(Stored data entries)
[Start]

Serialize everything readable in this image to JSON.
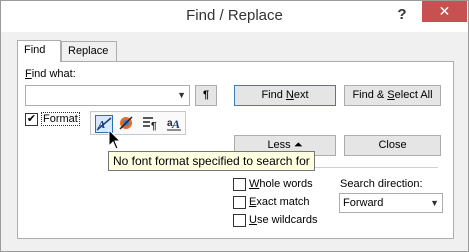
{
  "window": {
    "title": "Find / Replace",
    "help_label": "?",
    "close_label": "✕"
  },
  "tabs": [
    {
      "label": "Find"
    },
    {
      "label": "Replace"
    }
  ],
  "find": {
    "label_prefix": "F",
    "label_rest": "ind what:",
    "value": "",
    "paragraph_button": "¶"
  },
  "buttons": {
    "find_next_pre": "Find ",
    "find_next_u": "N",
    "find_next_post": "ext",
    "find_select_pre": "Find & ",
    "find_select_u": "S",
    "find_select_post": "elect All",
    "less": "Less",
    "less_icon": "⏶",
    "close": "Close"
  },
  "format": {
    "label": "Format",
    "checked": true,
    "check_mark": "✔"
  },
  "format_toolbar": {
    "icons": [
      "font-format-icon",
      "highlight-color-icon",
      "paragraph-format-icon",
      "character-style-icon"
    ]
  },
  "tooltip": {
    "text": "No font format specified to search for"
  },
  "options": [
    {
      "u": "W",
      "rest": "hole words",
      "checked": false
    },
    {
      "u": "E",
      "rest": "xact match",
      "checked": false
    },
    {
      "u": "U",
      "rest": "se wildcards",
      "checked": false
    }
  ],
  "search_direction": {
    "label": "Search direction:",
    "value": "Forward"
  }
}
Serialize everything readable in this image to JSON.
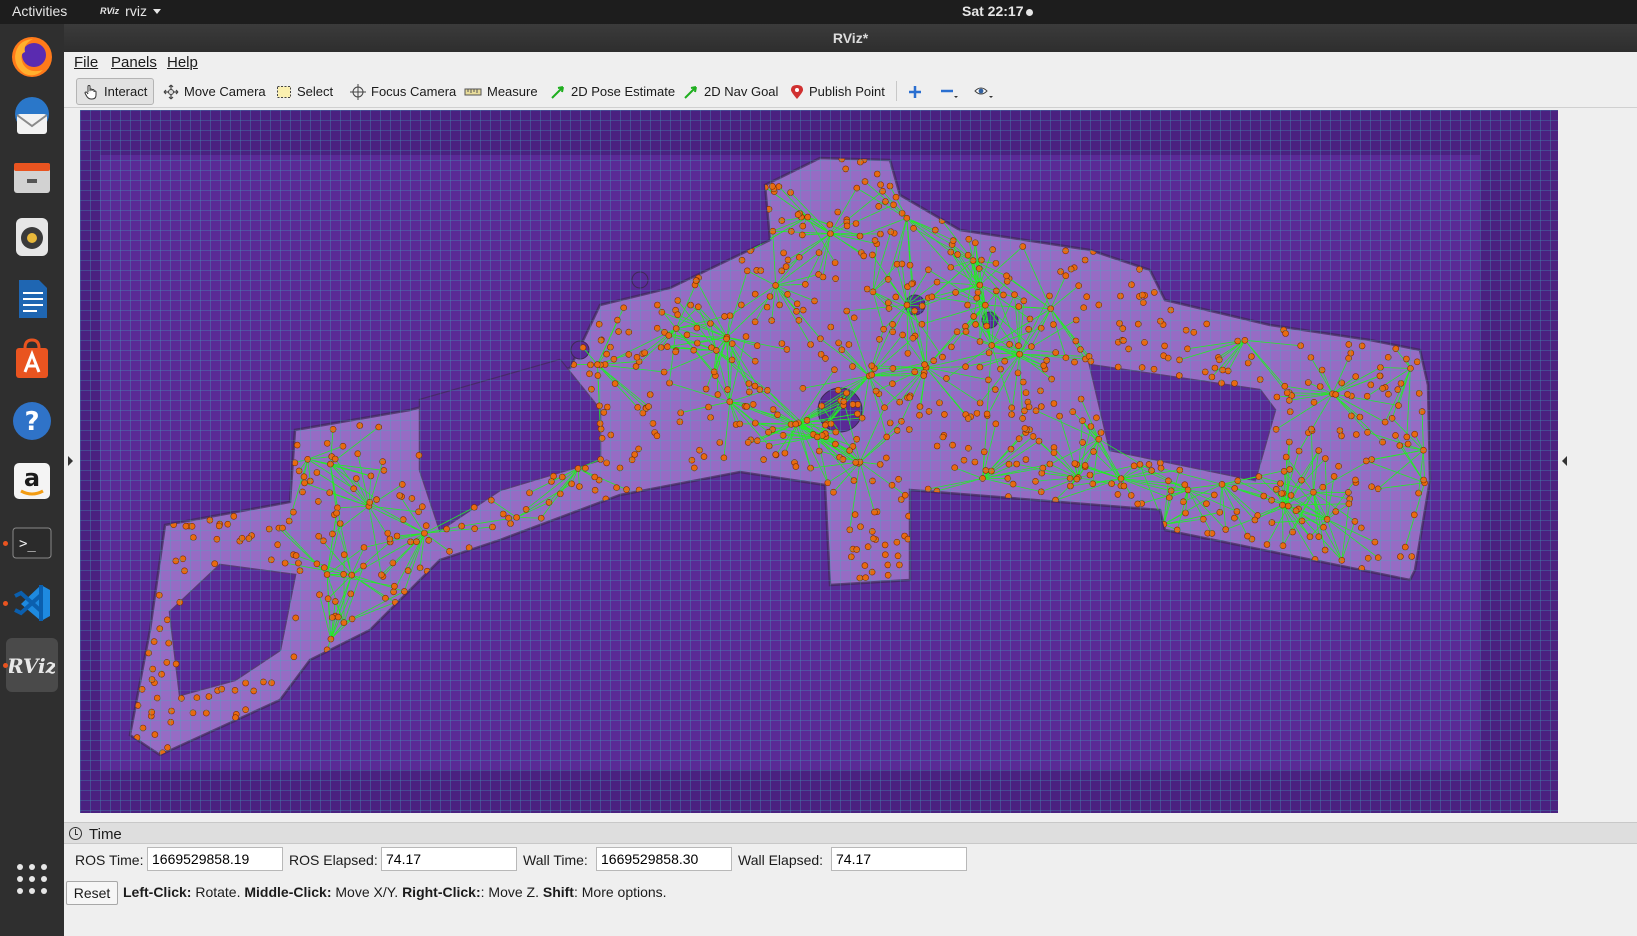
{
  "topbar": {
    "activities": "Activities",
    "app_icon_text": "RViz",
    "app_name": "rviz",
    "clock": "Sat 22:17"
  },
  "dock": {
    "items": [
      "firefox-icon",
      "thunderbird-icon",
      "files-icon",
      "rhythmbox-icon",
      "libreoffice-writer-icon",
      "software-center-icon",
      "help-icon",
      "amazon-icon",
      "terminal-icon",
      "vscode-icon",
      "rviz-icon",
      "show-apps-icon"
    ],
    "rviz_label": "RViz",
    "amazon_letter": "a",
    "help_glyph": "?",
    "terminal_glyph": ">_"
  },
  "window": {
    "title": "RViz*"
  },
  "menu": {
    "file": "File",
    "panels": "Panels",
    "help": "Help"
  },
  "toolbar": {
    "interact": "Interact",
    "move_camera": "Move Camera",
    "select": "Select",
    "focus_camera": "Focus Camera",
    "measure": "Measure",
    "pose_estimate": "2D Pose Estimate",
    "nav_goal": "2D Nav Goal",
    "publish_point": "Publish Point"
  },
  "viewport": {
    "background_color": "#4a2180",
    "grid_color": "#3fb0c0",
    "free_space_color": "#9a70c6",
    "node_color": "#e86a10",
    "edge_color": "#22ee22"
  },
  "time_panel": {
    "title": "Time",
    "ros_time_label": "ROS Time:",
    "ros_time": "1669529858.19",
    "ros_elapsed_label": "ROS Elapsed:",
    "ros_elapsed": "74.17",
    "wall_time_label": "Wall Time:",
    "wall_time": "1669529858.30",
    "wall_elapsed_label": "Wall Elapsed:",
    "wall_elapsed": "74.17",
    "reset": "Reset",
    "hint_left_key": "Left-Click:",
    "hint_left": " Rotate. ",
    "hint_middle_key": "Middle-Click:",
    "hint_middle": " Move X/Y. ",
    "hint_right_key": "Right-Click:",
    "hint_right": ": Move Z. ",
    "hint_shift_key": "Shift",
    "hint_shift": ": More options."
  }
}
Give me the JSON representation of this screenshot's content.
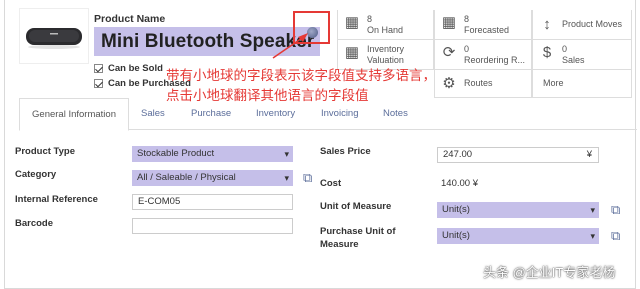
{
  "product": {
    "name_label": "Product Name",
    "name_value": "Mini Bluetooth Speaker",
    "can_be_sold": "Can be Sold",
    "can_be_purchased": "Can be Purchased"
  },
  "stats": {
    "on_hand_count": "8",
    "on_hand_label": "On Hand",
    "forecasted_count": "8",
    "forecasted_label": "Forecasted",
    "product_moves": "Product Moves",
    "inventory_valuation_1": "Inventory",
    "inventory_valuation_2": "Valuation",
    "reordering_count": "0",
    "reordering_label": "Reordering R...",
    "sales_count": "0",
    "sales_label": "Sales",
    "routes_label": "Routes",
    "more_label": "More"
  },
  "annotation": {
    "line1": "带有小地球的字段表示该字段值支持多语言，",
    "line2": "点击小地球翻译其他语言的字段值"
  },
  "tabs": [
    "General Information",
    "Sales",
    "Purchase",
    "Inventory",
    "Invoicing",
    "Notes"
  ],
  "form": {
    "product_type_label": "Product Type",
    "product_type_value": "Stockable Product",
    "category_label": "Category",
    "category_value": "All / Saleable / Physical",
    "internal_ref_label": "Internal Reference",
    "internal_ref_value": "E-COM05",
    "barcode_label": "Barcode",
    "barcode_value": "",
    "sales_price_label": "Sales Price",
    "sales_price_value": "247.00",
    "currency": "¥",
    "cost_label": "Cost",
    "cost_value": "140.00 ¥",
    "uom_label": "Unit of Measure",
    "uom_value": "Unit(s)",
    "purchase_uom_label_1": "Purchase Unit of",
    "purchase_uom_label_2": "Measure",
    "purchase_uom_value": "Unit(s)"
  },
  "watermark": "头条 @企业IT专家老杨",
  "colors": {
    "select_bg": "#c5bfe9",
    "annotation": "#e53935",
    "tab_link": "#5b6d9a"
  }
}
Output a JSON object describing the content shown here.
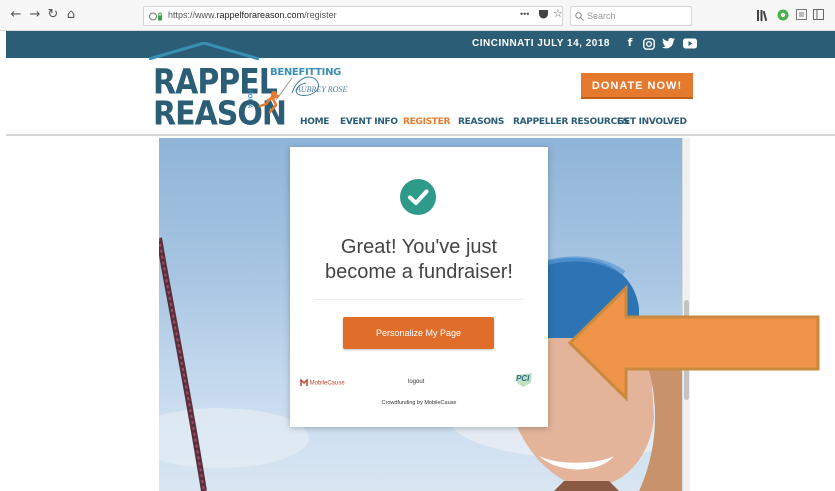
{
  "browser": {
    "url_prefix": "https://www.",
    "url_host": "rappelforareason.com",
    "url_path": "/register",
    "search_placeholder": "Search"
  },
  "site": {
    "event_banner": "CINCINNATI JULY 14, 2018",
    "logo_line1": "RAPPEL",
    "logo_line2": "REASON",
    "logo_for_a": "FOR A",
    "benefitting": "BENEFITTING",
    "beneficiary": "AUBREY ROSE",
    "donate_label": "DONATE NOW!",
    "nav": [
      {
        "label": "HOME",
        "active": false
      },
      {
        "label": "EVENT INFO",
        "active": false
      },
      {
        "label": "REGISTER",
        "active": true
      },
      {
        "label": "REASONS",
        "active": false
      },
      {
        "label": "RAPPELLER RESOURCES",
        "active": false
      },
      {
        "label": "GET INVOLVED",
        "active": false
      }
    ]
  },
  "card": {
    "heading_line1": "Great! You've just",
    "heading_line2": "become a fundraiser!",
    "button_label": "Personalize My Page",
    "partner_logo": "MobileCause",
    "logout_label": "logout",
    "pci_badge": "PCI",
    "powered_by": "Crowdfunding by MobileCause"
  },
  "colors": {
    "brand_blue": "#2b5d77",
    "accent_orange": "#e57a2e",
    "check_teal": "#2e9a8a",
    "arrow_orange": "#f0944a"
  },
  "icons": {
    "back": "arrow-left-icon",
    "forward": "arrow-right-icon",
    "reload": "reload-icon",
    "home": "home-icon",
    "facebook": "facebook-icon",
    "instagram": "instagram-icon",
    "twitter": "twitter-icon",
    "youtube": "youtube-icon",
    "success": "checkmark-icon"
  }
}
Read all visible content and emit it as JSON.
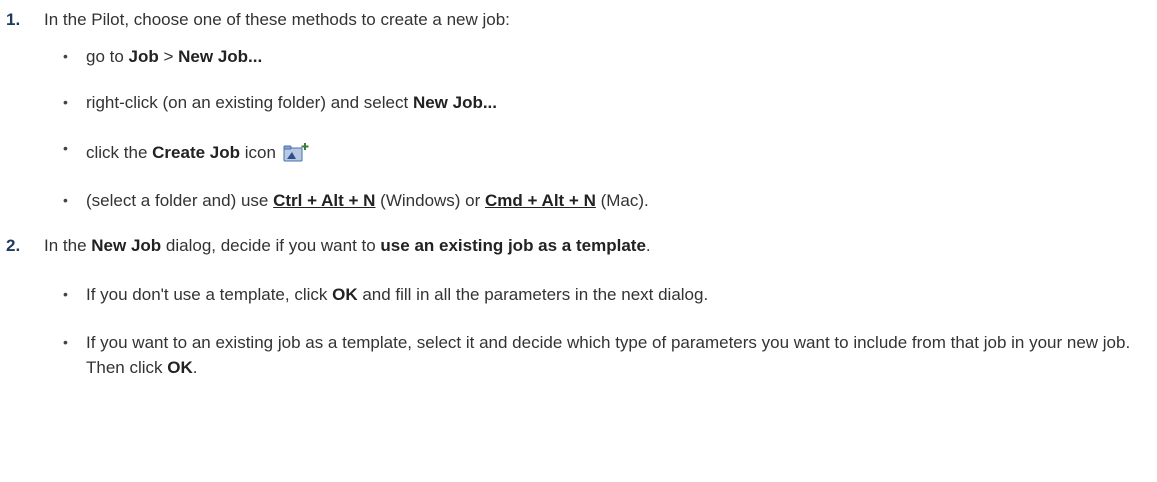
{
  "steps": [
    {
      "number": "1.",
      "text": "In the Pilot, choose one of these methods to create a new job:",
      "bullets": [
        {
          "parts": [
            {
              "t": "go to ",
              "s": "plain"
            },
            {
              "t": "Job",
              "s": "bold"
            },
            {
              "t": " > ",
              "s": "plain"
            },
            {
              "t": "New Job...",
              "s": "bold"
            }
          ]
        },
        {
          "parts": [
            {
              "t": "right-click (on an existing folder) and select ",
              "s": "plain"
            },
            {
              "t": "New Job...",
              "s": "bold"
            }
          ]
        },
        {
          "parts": [
            {
              "t": "click the ",
              "s": "plain"
            },
            {
              "t": "Create Job",
              "s": "bold"
            },
            {
              "t": " icon ",
              "s": "plain"
            }
          ],
          "icon": "create-job-icon"
        },
        {
          "parts": [
            {
              "t": "(select a folder and) use ",
              "s": "plain"
            },
            {
              "t": "Ctrl + Alt + N",
              "s": "kbd"
            },
            {
              "t": " (Windows) or ",
              "s": "plain"
            },
            {
              "t": "Cmd + Alt + N",
              "s": "kbd"
            },
            {
              "t": " (Mac).",
              "s": "plain"
            }
          ]
        }
      ]
    },
    {
      "number": "2.",
      "parts": [
        {
          "t": "In the ",
          "s": "plain"
        },
        {
          "t": "New Job",
          "s": "bold"
        },
        {
          "t": " dialog, decide if you want to ",
          "s": "plain"
        },
        {
          "t": "use an existing job as a template",
          "s": "bold"
        },
        {
          "t": ".",
          "s": "plain"
        }
      ],
      "bullets": [
        {
          "parts": [
            {
              "t": "If you don't use a template, click ",
              "s": "plain"
            },
            {
              "t": "OK",
              "s": "bold"
            },
            {
              "t": " and fill in all the parameters in the next dialog.",
              "s": "plain"
            }
          ]
        },
        {
          "parts": [
            {
              "t": "If you want to an existing job as a template, select it and decide which type of parameters you want to include from that job in your new job. Then click ",
              "s": "plain"
            },
            {
              "t": "OK",
              "s": "bold"
            },
            {
              "t": ".",
              "s": "plain"
            }
          ]
        }
      ]
    }
  ],
  "bullet_glyph": "•",
  "colors": {
    "text": "#333333",
    "step_number": "#1e3a5c",
    "icon_folder": "#6b8fbf",
    "icon_plus": "#3a7d3a"
  }
}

[End]

__Written instruction__:
Only the count is needed: the number of lines in the data that include the word "Measure".

__Written answer__:
3